* _INSTRUCTIONS FOR THE TASK_
Return all entries word for word, but drop any images.

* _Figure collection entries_

-------------------------

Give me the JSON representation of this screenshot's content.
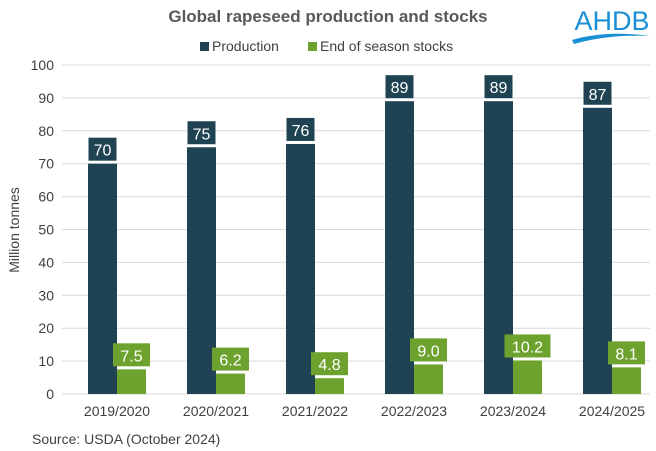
{
  "chart_data": {
    "type": "bar",
    "title": "Global rapeseed production and stocks",
    "xlabel": "",
    "ylabel": "Million tonnes",
    "ylim": [
      0,
      100
    ],
    "yticks": [
      0,
      10,
      20,
      30,
      40,
      50,
      60,
      70,
      80,
      90,
      100
    ],
    "grid": true,
    "legend_position": "top",
    "categories": [
      "2019/2020",
      "2020/2021",
      "2021/2022",
      "2022/2023",
      "2023/2024",
      "2024/2025"
    ],
    "series": [
      {
        "name": "Production",
        "color": "#1f4352",
        "values": [
          70,
          75,
          76,
          89,
          89,
          87
        ],
        "labels": [
          "70",
          "75",
          "76",
          "89",
          "89",
          "87"
        ]
      },
      {
        "name": "End of season stocks",
        "color": "#6ea22f",
        "values": [
          7.5,
          6.2,
          4.8,
          9.0,
          10.2,
          8.1
        ],
        "labels": [
          "7.5",
          "6.2",
          "4.8",
          "9.0",
          "10.2",
          "8.1"
        ]
      }
    ],
    "source": "Source: USDA (October 2024)"
  },
  "logo": {
    "text": "AHDB",
    "color": "#1a8fd6"
  }
}
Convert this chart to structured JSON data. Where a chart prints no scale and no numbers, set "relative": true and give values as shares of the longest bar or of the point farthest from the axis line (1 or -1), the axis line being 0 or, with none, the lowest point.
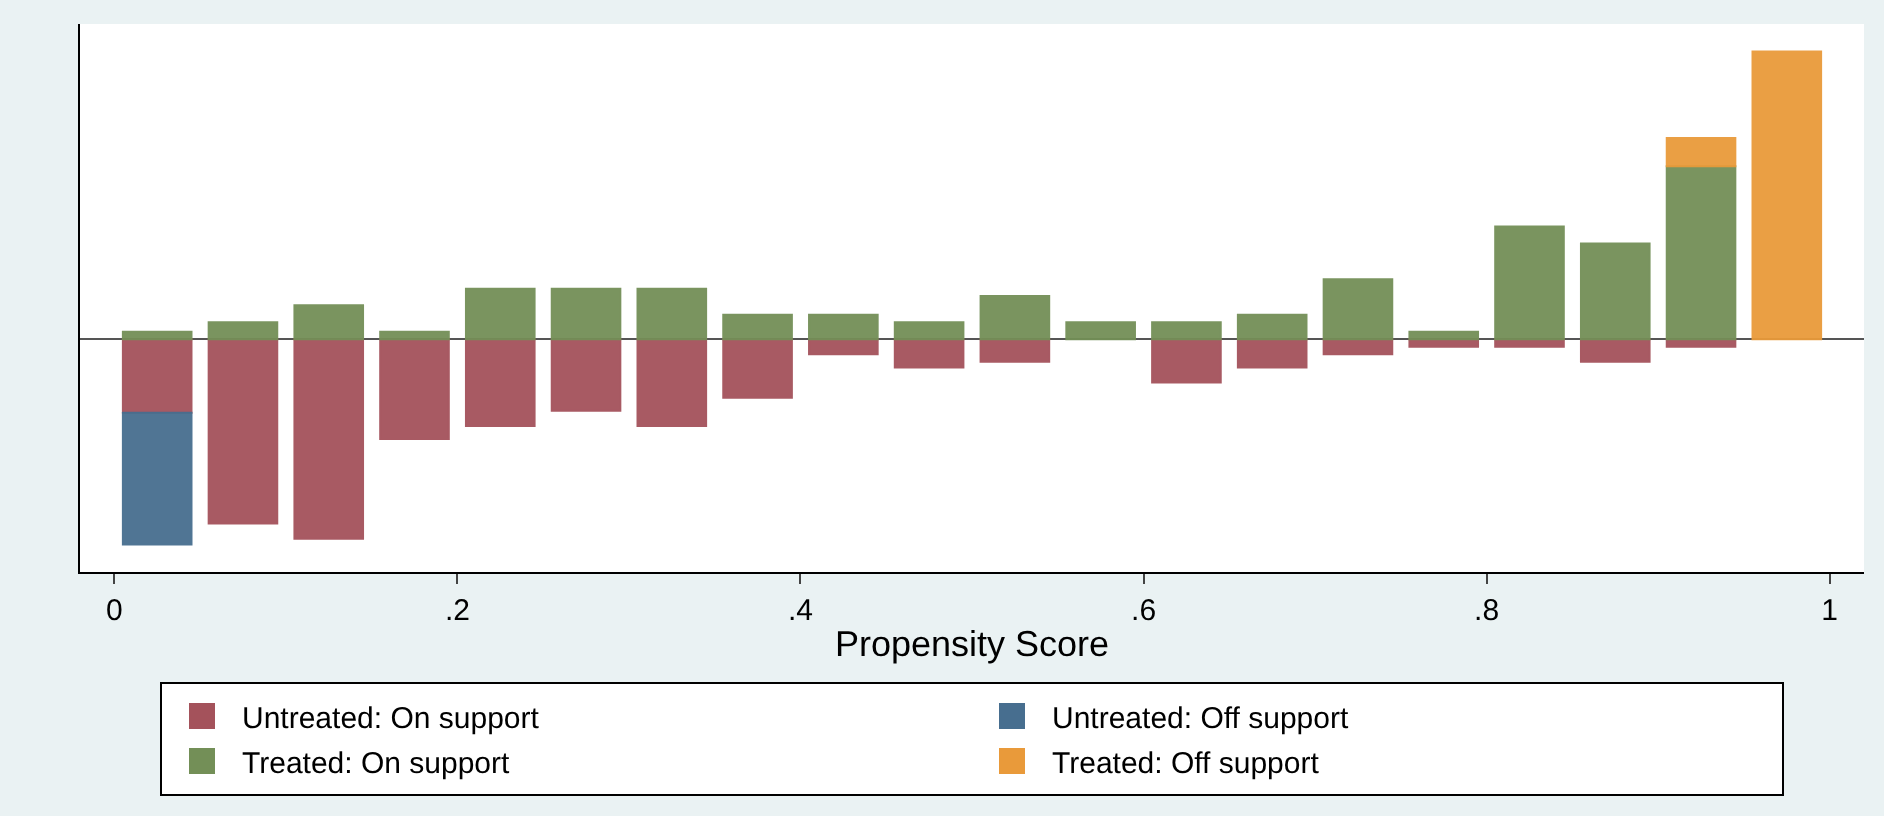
{
  "chart_data": {
    "type": "bar",
    "relative": true,
    "stacked": true,
    "x": [
      0.025,
      0.075,
      0.125,
      0.175,
      0.225,
      0.275,
      0.325,
      0.375,
      0.425,
      0.475,
      0.525,
      0.575,
      0.625,
      0.675,
      0.725,
      0.775,
      0.825,
      0.875,
      0.925,
      0.975
    ],
    "xlim": [
      -0.02,
      1.02
    ],
    "xticks": [
      0,
      {
        "value": 0.2,
        "label": ".2"
      },
      {
        "value": 0.4,
        "label": ".4"
      },
      {
        "value": 0.6,
        "label": ".6"
      },
      {
        "value": 0.8,
        "label": ".8"
      },
      1
    ],
    "xlabel": "Propensity Score",
    "series": [
      {
        "name": "Untreated: On support",
        "color": "#a4525b",
        "values": [
          -0.255,
          -0.64,
          -0.693,
          -0.346,
          -0.301,
          -0.248,
          -0.301,
          -0.203,
          -0.052,
          -0.098,
          -0.078,
          null,
          -0.15,
          -0.098,
          -0.052,
          -0.026,
          -0.026,
          -0.078,
          -0.026,
          null
        ]
      },
      {
        "name": "Untreated: Off support",
        "color": "#476e8f",
        "values": [
          -0.458,
          null,
          null,
          null,
          null,
          null,
          null,
          null,
          null,
          null,
          null,
          null,
          null,
          null,
          null,
          null,
          null,
          null,
          null,
          null
        ]
      },
      {
        "name": "Treated: On support",
        "color": "#738f57",
        "values": [
          0.026,
          0.059,
          0.118,
          0.026,
          0.176,
          0.176,
          0.176,
          0.085,
          0.085,
          0.059,
          0.15,
          0.059,
          0.059,
          0.085,
          0.209,
          0.026,
          0.392,
          0.333,
          0.601,
          null
        ]
      },
      {
        "name": "Treated: Off support",
        "color": "#e99a3a",
        "values": [
          null,
          null,
          null,
          null,
          null,
          null,
          null,
          null,
          null,
          null,
          null,
          null,
          null,
          null,
          null,
          null,
          null,
          null,
          0.098,
          1
        ]
      }
    ],
    "legend": "bottom"
  }
}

-------------------------

* _TASK OUTPUT_
Give me the JSON representation of this screenshot's content.
{
  "chart_data": {
    "type": "bar",
    "title": "Global rapeseed production and stocks",
    "xlabel": "",
    "ylabel": "Million tonnes",
    "ylim": [
      0,
      100
    ],
    "yticks": [
      0,
      10,
      20,
      30,
      40,
      50,
      60,
      70,
      80,
      90,
      100
    ],
    "grid": true,
    "legend_position": "top",
    "categories": [
      "2019/2020",
      "2020/2021",
      "2021/2022",
      "2022/2023",
      "2023/2024",
      "2024/2025"
    ],
    "series": [
      {
        "name": "Production",
        "color": "#1f4352",
        "values": [
          70,
          75,
          76,
          89,
          89,
          87
        ],
        "labels": [
          "70",
          "75",
          "76",
          "89",
          "89",
          "87"
        ]
      },
      {
        "name": "End of season stocks",
        "color": "#6ea22f",
        "values": [
          7.5,
          6.2,
          4.8,
          9.0,
          10.2,
          8.1
        ],
        "labels": [
          "7.5",
          "6.2",
          "4.8",
          "9.0",
          "10.2",
          "8.1"
        ]
      }
    ],
    "source": "Source: USDA (October 2024)"
  },
  "logo": {
    "text": "AHDB",
    "color": "#1a8fd6"
  }
}
Convert this chart to structured JSON data. Where a chart prints no scale and no numbers, set "relative": true and give values as shares of the longest bar or of the point farthest from the axis line (1 or -1), the axis line being 0 or, with none, the lowest point.
{
  "chart_data": {
    "type": "bar",
    "relative": true,
    "stacked": true,
    "x": [
      0.025,
      0.075,
      0.125,
      0.175,
      0.225,
      0.275,
      0.325,
      0.375,
      0.425,
      0.475,
      0.525,
      0.575,
      0.625,
      0.675,
      0.725,
      0.775,
      0.825,
      0.875,
      0.925,
      0.975
    ],
    "xlim": [
      -0.02,
      1.02
    ],
    "xticks": [
      0,
      {
        "value": 0.2,
        "label": ".2"
      },
      {
        "value": 0.4,
        "label": ".4"
      },
      {
        "value": 0.6,
        "label": ".6"
      },
      {
        "value": 0.8,
        "label": ".8"
      },
      1
    ],
    "xlabel": "Propensity Score",
    "series": [
      {
        "name": "Untreated: On support",
        "color": "#a4525b",
        "values": [
          -0.255,
          -0.64,
          -0.693,
          -0.346,
          -0.301,
          -0.248,
          -0.301,
          -0.203,
          -0.052,
          -0.098,
          -0.078,
          null,
          -0.15,
          -0.098,
          -0.052,
          -0.026,
          -0.026,
          -0.078,
          -0.026,
          null
        ]
      },
      {
        "name": "Untreated: Off support",
        "color": "#476e8f",
        "values": [
          -0.458,
          null,
          null,
          null,
          null,
          null,
          null,
          null,
          null,
          null,
          null,
          null,
          null,
          null,
          null,
          null,
          null,
          null,
          null,
          null
        ]
      },
      {
        "name": "Treated: On support",
        "color": "#738f57",
        "values": [
          0.026,
          0.059,
          0.118,
          0.026,
          0.176,
          0.176,
          0.176,
          0.085,
          0.085,
          0.059,
          0.15,
          0.059,
          0.059,
          0.085,
          0.209,
          0.026,
          0.392,
          0.333,
          0.601,
          null
        ]
      },
      {
        "name": "Treated: Off support",
        "color": "#e99a3a",
        "values": [
          null,
          null,
          null,
          null,
          null,
          null,
          null,
          null,
          null,
          null,
          null,
          null,
          null,
          null,
          null,
          null,
          null,
          null,
          0.098,
          1
        ]
      }
    ],
    "legend": "bottom"
  }
}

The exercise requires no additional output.